### Exercise prompt
Read the records below. Copy each line where the string "Auto" occurs.

(Stored records)

(begin)

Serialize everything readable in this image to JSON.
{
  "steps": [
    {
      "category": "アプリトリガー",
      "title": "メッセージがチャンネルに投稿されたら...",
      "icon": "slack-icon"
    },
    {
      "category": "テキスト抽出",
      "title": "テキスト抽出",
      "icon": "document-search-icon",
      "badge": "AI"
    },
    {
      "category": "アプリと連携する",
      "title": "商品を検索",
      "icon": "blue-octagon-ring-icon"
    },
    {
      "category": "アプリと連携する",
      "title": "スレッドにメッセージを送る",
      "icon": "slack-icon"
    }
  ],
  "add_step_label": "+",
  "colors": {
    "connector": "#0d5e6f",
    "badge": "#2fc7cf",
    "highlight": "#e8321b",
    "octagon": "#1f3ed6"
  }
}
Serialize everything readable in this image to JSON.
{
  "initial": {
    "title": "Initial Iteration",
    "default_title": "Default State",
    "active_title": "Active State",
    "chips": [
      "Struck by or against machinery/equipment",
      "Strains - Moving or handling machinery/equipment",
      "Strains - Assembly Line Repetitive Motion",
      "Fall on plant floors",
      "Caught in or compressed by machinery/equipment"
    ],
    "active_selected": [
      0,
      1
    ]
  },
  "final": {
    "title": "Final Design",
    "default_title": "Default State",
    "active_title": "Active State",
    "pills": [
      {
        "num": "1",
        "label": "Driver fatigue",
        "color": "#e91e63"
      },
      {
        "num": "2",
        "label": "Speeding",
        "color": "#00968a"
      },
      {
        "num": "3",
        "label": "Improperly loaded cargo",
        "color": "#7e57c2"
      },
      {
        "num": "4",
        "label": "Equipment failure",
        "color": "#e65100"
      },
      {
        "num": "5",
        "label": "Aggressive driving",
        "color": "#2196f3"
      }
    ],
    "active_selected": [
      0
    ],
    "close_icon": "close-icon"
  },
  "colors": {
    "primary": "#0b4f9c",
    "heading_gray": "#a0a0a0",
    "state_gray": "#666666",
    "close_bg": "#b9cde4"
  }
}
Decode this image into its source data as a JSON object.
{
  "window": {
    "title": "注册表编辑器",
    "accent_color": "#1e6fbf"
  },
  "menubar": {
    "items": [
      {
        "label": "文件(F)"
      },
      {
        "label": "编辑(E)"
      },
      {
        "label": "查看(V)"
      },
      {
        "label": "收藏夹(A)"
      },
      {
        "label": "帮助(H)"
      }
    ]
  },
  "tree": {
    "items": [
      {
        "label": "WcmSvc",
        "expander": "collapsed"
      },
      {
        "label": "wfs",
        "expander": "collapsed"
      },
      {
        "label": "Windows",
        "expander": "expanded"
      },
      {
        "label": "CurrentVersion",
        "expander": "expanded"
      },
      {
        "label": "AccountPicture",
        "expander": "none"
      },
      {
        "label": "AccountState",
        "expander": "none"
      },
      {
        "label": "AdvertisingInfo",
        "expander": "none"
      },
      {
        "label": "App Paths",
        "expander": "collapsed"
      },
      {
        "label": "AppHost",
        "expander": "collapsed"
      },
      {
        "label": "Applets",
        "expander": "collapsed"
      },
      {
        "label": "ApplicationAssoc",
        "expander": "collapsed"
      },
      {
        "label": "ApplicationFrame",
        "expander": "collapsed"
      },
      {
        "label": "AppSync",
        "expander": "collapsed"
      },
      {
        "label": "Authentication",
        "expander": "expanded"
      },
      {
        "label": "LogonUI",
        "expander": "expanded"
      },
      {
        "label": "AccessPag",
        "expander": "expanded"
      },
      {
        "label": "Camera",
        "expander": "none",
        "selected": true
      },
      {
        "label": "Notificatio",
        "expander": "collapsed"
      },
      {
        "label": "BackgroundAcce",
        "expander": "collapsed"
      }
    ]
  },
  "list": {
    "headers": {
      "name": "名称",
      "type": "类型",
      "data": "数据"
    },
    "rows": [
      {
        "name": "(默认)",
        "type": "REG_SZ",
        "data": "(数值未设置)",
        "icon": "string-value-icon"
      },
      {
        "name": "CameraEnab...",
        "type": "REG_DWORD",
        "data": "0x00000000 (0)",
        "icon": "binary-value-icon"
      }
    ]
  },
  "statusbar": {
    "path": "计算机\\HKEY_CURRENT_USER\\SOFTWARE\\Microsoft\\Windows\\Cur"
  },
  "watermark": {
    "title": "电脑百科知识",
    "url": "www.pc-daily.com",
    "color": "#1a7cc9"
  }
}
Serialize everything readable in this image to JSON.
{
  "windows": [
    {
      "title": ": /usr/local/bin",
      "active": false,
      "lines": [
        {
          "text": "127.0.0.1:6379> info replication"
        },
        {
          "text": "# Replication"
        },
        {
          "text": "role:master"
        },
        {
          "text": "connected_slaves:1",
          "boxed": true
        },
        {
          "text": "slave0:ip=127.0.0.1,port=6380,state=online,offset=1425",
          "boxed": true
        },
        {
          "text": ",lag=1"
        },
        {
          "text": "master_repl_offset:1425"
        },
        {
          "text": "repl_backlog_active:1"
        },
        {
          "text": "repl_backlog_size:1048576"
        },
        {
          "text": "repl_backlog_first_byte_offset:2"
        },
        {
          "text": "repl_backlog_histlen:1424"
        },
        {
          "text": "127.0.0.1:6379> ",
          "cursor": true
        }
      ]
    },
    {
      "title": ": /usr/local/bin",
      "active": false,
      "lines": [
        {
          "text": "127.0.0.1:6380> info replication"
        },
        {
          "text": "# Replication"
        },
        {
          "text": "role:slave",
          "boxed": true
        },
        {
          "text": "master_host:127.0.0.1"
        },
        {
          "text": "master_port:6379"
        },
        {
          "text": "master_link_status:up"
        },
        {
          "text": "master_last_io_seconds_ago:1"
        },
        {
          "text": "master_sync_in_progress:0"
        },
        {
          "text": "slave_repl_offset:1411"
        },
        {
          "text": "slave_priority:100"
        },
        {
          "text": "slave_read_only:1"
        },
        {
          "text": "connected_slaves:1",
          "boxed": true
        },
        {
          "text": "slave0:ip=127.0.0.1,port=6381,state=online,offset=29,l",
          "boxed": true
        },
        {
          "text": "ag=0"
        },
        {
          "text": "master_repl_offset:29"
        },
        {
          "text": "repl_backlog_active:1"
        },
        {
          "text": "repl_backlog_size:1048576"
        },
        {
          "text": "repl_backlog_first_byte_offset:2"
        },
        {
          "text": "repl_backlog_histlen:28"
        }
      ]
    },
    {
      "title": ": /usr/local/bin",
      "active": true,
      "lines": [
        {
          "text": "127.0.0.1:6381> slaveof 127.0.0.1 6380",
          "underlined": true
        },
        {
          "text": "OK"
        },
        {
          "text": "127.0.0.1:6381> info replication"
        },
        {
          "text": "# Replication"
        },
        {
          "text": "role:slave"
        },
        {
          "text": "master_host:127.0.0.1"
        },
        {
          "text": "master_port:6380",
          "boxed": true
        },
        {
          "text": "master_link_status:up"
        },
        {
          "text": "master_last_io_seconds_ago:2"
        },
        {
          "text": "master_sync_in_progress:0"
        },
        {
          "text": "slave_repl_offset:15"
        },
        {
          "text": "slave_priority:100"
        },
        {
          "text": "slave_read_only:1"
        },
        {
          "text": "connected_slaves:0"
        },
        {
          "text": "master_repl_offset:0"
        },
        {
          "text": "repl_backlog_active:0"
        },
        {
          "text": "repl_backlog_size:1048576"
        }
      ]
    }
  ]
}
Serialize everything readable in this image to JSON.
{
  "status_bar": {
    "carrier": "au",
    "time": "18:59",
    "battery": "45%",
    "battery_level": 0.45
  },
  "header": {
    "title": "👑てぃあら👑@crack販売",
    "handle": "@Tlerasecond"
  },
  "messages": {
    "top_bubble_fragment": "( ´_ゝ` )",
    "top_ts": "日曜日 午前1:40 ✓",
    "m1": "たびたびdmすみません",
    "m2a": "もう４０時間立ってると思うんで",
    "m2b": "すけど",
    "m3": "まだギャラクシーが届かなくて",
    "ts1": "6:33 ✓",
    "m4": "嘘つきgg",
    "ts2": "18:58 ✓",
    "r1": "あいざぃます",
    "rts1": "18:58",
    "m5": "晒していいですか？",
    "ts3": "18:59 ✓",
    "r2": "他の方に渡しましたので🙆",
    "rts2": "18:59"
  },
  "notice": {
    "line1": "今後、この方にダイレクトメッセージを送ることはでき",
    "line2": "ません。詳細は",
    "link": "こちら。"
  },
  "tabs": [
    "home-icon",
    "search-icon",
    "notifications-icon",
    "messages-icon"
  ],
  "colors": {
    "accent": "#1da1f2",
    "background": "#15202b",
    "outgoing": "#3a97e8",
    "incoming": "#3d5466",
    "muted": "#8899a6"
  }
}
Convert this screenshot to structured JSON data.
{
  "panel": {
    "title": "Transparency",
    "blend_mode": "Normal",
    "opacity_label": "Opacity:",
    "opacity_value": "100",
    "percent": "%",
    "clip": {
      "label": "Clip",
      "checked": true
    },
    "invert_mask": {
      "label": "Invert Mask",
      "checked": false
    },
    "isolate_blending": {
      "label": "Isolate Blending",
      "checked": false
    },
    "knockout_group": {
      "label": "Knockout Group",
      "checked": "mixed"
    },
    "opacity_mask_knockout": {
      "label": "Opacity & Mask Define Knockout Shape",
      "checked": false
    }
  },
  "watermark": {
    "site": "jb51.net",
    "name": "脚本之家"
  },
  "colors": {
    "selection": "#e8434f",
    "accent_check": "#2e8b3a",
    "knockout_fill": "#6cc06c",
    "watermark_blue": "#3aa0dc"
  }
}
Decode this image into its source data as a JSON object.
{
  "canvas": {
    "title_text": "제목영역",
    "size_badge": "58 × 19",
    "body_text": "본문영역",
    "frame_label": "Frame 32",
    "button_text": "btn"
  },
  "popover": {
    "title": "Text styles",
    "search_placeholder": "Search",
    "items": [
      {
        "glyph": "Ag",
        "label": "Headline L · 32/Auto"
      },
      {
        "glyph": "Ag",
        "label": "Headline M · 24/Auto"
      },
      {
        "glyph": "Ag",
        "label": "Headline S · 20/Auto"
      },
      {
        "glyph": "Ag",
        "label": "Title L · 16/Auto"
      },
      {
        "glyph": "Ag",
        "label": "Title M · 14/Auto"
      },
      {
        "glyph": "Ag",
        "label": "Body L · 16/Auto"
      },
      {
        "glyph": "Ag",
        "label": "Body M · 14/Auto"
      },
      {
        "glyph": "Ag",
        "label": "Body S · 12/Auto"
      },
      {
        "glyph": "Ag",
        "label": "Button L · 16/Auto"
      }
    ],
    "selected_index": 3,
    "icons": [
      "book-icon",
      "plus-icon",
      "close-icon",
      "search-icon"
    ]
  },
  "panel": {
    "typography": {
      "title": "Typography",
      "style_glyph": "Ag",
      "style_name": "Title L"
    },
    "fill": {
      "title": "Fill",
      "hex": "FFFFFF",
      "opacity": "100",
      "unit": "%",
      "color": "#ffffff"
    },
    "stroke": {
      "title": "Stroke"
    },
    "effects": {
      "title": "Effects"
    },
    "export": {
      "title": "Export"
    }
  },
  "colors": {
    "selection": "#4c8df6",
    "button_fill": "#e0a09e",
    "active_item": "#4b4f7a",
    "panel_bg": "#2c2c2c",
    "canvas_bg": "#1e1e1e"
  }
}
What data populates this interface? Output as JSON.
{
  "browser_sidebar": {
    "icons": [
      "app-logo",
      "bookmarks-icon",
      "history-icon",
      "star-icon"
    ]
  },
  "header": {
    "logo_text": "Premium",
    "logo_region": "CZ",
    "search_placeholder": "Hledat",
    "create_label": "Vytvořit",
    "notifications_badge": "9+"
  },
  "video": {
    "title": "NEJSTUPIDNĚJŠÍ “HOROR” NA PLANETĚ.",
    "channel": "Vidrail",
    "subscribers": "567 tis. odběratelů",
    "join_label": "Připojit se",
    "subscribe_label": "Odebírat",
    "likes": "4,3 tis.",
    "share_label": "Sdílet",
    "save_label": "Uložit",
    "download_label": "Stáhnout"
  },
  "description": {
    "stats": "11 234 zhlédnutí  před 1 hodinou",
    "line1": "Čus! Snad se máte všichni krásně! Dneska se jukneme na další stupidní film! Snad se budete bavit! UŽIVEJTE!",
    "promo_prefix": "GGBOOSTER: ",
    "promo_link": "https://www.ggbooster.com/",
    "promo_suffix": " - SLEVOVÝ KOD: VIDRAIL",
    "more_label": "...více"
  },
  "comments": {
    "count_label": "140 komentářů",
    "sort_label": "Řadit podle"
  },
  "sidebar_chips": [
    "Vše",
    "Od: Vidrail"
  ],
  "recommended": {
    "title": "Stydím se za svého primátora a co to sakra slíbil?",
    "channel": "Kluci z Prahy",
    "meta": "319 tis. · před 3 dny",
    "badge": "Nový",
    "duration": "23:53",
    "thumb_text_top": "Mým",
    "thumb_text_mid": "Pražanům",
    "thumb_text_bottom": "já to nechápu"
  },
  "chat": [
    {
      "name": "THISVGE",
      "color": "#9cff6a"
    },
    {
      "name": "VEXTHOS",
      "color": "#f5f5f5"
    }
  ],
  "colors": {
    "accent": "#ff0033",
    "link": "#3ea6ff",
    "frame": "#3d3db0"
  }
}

(end)

### Finished answer
        "label": "Headline L · 32/Auto"
        "label": "Headline M · 24/Auto"
        "label": "Headline S · 20/Auto"
        "label": "Title L · 16/Auto"
        "label": "Title M · 14/Auto"
        "label": "Body L · 16/Auto"
        "label": "Body M · 14/Auto"
        "label": "Body S · 12/Auto"
        "label": "Button L · 16/Auto"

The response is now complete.